# WHAT IS ASKED
Extract the complete listing and repeat it word for word.

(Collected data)

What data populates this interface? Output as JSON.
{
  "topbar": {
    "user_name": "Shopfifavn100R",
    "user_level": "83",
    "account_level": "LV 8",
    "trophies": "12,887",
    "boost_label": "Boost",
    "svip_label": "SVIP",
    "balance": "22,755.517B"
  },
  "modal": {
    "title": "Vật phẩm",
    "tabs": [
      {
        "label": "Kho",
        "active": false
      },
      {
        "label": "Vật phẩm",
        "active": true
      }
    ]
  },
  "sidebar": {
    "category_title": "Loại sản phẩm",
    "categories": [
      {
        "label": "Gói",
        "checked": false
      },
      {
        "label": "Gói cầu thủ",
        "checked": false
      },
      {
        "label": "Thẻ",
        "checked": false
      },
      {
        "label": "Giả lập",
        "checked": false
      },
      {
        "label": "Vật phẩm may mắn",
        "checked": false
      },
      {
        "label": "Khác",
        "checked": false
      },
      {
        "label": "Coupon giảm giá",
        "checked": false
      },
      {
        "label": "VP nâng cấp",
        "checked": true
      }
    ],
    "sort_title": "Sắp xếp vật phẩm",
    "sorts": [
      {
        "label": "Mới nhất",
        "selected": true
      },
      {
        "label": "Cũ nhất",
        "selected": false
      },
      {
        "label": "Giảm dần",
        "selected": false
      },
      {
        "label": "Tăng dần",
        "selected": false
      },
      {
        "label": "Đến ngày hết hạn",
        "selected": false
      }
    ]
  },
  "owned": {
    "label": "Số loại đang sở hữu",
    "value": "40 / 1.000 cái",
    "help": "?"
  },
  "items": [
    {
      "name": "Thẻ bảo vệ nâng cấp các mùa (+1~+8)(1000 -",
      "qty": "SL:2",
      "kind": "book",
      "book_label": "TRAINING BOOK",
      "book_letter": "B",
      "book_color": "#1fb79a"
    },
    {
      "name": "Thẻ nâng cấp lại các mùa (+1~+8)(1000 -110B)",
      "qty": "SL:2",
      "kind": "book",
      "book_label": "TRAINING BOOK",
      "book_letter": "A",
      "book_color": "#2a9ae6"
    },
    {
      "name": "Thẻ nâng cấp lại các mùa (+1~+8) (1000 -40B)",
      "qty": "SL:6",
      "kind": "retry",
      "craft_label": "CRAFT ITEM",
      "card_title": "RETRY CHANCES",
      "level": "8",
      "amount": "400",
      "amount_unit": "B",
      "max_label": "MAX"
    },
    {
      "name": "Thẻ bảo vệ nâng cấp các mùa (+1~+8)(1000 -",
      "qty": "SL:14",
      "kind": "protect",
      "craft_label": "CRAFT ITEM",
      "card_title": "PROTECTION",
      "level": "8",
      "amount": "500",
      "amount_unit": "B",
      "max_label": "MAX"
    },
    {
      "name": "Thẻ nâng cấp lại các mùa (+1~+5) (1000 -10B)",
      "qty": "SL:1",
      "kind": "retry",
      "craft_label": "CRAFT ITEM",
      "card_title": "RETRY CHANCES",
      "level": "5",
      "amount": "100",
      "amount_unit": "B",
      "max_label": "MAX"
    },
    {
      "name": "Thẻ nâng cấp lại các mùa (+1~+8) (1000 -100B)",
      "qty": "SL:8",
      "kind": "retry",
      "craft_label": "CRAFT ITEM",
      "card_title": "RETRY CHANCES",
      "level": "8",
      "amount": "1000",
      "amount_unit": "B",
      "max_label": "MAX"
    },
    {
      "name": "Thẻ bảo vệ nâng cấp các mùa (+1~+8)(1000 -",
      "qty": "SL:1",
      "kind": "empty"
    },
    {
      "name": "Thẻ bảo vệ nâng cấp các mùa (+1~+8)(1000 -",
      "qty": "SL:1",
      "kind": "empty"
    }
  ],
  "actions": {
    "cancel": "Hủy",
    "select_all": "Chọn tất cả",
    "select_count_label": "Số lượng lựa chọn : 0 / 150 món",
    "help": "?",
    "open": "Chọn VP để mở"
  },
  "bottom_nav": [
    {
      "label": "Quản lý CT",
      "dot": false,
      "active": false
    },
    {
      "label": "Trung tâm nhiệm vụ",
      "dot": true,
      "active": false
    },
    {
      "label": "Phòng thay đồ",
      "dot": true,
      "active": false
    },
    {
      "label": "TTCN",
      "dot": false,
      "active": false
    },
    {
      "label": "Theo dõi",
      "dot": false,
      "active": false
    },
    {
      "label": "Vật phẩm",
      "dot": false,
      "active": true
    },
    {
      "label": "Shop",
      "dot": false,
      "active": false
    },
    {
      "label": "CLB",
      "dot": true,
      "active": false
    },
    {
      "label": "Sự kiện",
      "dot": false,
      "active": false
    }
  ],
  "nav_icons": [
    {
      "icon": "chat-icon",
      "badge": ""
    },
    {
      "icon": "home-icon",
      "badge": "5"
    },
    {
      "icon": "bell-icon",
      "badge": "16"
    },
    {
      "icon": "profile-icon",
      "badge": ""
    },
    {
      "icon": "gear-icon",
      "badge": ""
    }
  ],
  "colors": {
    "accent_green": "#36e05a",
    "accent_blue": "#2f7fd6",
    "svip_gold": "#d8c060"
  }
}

# RESPONSE
What data populates this interface? Output as JSON.
{
  "topbar": {
    "user_name": "Shopfifavn100R",
    "user_level": "83",
    "account_level": "LV 8",
    "trophies": "12,887",
    "boost_label": "Boost",
    "svip_label": "SVIP",
    "balance": "22,755.517B"
  },
  "modal": {
    "title": "Vật phẩm",
    "tabs": [
      {
        "label": "Kho",
        "active": false
      },
      {
        "label": "Vật phẩm",
        "active": true
      }
    ]
  },
  "sidebar": {
    "category_title": "Loại sản phẩm",
    "categories": [
      {
        "label": "Gói",
        "checked": false
      },
      {
        "label": "Gói cầu thủ",
        "checked": false
      },
      {
        "label": "Thẻ",
        "checked": false
      },
      {
        "label": "Giả lập",
        "checked": false
      },
      {
        "label": "Vật phẩm may mắn",
        "checked": false
      },
      {
        "label": "Khác",
        "checked": false
      },
      {
        "label": "Coupon giảm giá",
        "checked": false
      },
      {
        "label": "VP nâng cấp",
        "checked": true
      }
    ],
    "sort_title": "Sắp xếp vật phẩm",
    "sorts": [
      {
        "label": "Mới nhất",
        "selected": true
      },
      {
        "label": "Cũ nhất",
        "selected": false
      },
      {
        "label": "Giảm dần",
        "selected": false
      },
      {
        "label": "Tăng dần",
        "selected": false
      },
      {
        "label": "Đến ngày hết hạn",
        "selected": false
      }
    ]
  },
  "owned": {
    "label": "Số loại đang sở hữu",
    "value": "40 / 1.000 cái",
    "help": "?"
  },
  "items": [
    {
      "name": "Thẻ bảo vệ nâng cấp các mùa (+1~+8)(1000 -",
      "qty": "SL:2",
      "kind": "book",
      "book_label": "TRAINING BOOK",
      "book_letter": "B",
      "book_color": "#1fb79a"
    },
    {
      "name": "Thẻ nâng cấp lại các mùa (+1~+8)(1000 -110B)",
      "qty": "SL:2",
      "kind": "book",
      "book_label": "TRAINING BOOK",
      "book_letter": "A",
      "book_color": "#2a9ae6"
    },
    {
      "name": "Thẻ nâng cấp lại các mùa (+1~+8) (1000 -40B)",
      "qty": "SL:6",
      "kind": "retry",
      "craft_label": "CRAFT ITEM",
      "card_title": "RETRY CHANCES",
      "level": "8",
      "amount": "400",
      "amount_unit": "B",
      "max_label": "MAX"
    },
    {
      "name": "Thẻ bảo vệ nâng cấp các mùa (+1~+8)(1000 -",
      "qty": "SL:14",
      "kind": "protect",
      "craft_label": "CRAFT ITEM",
      "card_title": "PROTECTION",
      "level": "8",
      "amount": "500",
      "amount_unit": "B",
      "max_label": "MAX"
    },
    {
      "name": "Thẻ nâng cấp lại các mùa (+1~+5) (1000 -10B)",
      "qty": "SL:1",
      "kind": "retry",
      "craft_label": "CRAFT ITEM",
      "card_title": "RETRY CHANCES",
      "level": "5",
      "amount": "100",
      "amount_unit": "B",
      "max_label": "MAX"
    },
    {
      "name": "Thẻ nâng cấp lại các mùa (+1~+8) (1000 -100B)",
      "qty": "SL:8",
      "kind": "retry",
      "craft_label": "CRAFT ITEM",
      "card_title": "RETRY CHANCES",
      "level": "8",
      "amount": "1000",
      "amount_unit": "B",
      "max_label": "MAX"
    },
    {
      "name": "Thẻ bảo vệ nâng cấp các mùa (+1~+8)(1000 -",
      "qty": "SL:1",
      "kind": "empty"
    },
    {
      "name": "Thẻ bảo vệ nâng cấp các mùa (+1~+8)(1000 -",
      "qty": "SL:1",
      "kind": "empty"
    }
  ],
  "actions": {
    "cancel": "Hủy",
    "select_all": "Chọn tất cả",
    "select_count_label": "Số lượng lựa chọn : 0 / 150 món",
    "help": "?",
    "open": "Chọn VP để mở"
  },
  "bottom_nav": [
    {
      "label": "Quản lý CT",
      "dot": false,
      "active": false
    },
    {
      "label": "Trung tâm nhiệm vụ",
      "dot": true,
      "active": false
    },
    {
      "label": "Phòng thay đồ",
      "dot": true,
      "active": false
    },
    {
      "label": "TTCN",
      "dot": false,
      "active": false
    },
    {
      "label": "Theo dõi",
      "dot": false,
      "active": false
    },
    {
      "label": "Vật phẩm",
      "dot": false,
      "active": true
    },
    {
      "label": "Shop",
      "dot": false,
      "active": false
    },
    {
      "label": "CLB",
      "dot": true,
      "active": false
    },
    {
      "label": "Sự kiện",
      "dot": false,
      "active": false
    }
  ],
  "nav_icons": [
    {
      "icon": "chat-icon",
      "badge": ""
    },
    {
      "icon": "home-icon",
      "badge": "5"
    },
    {
      "icon": "bell-icon",
      "badge": "16"
    },
    {
      "icon": "profile-icon",
      "badge": ""
    },
    {
      "icon": "gear-icon",
      "badge": ""
    }
  ],
  "colors": {
    "accent_green": "#36e05a",
    "accent_blue": "#2f7fd6",
    "svip_gold": "#d8c060"
  }
}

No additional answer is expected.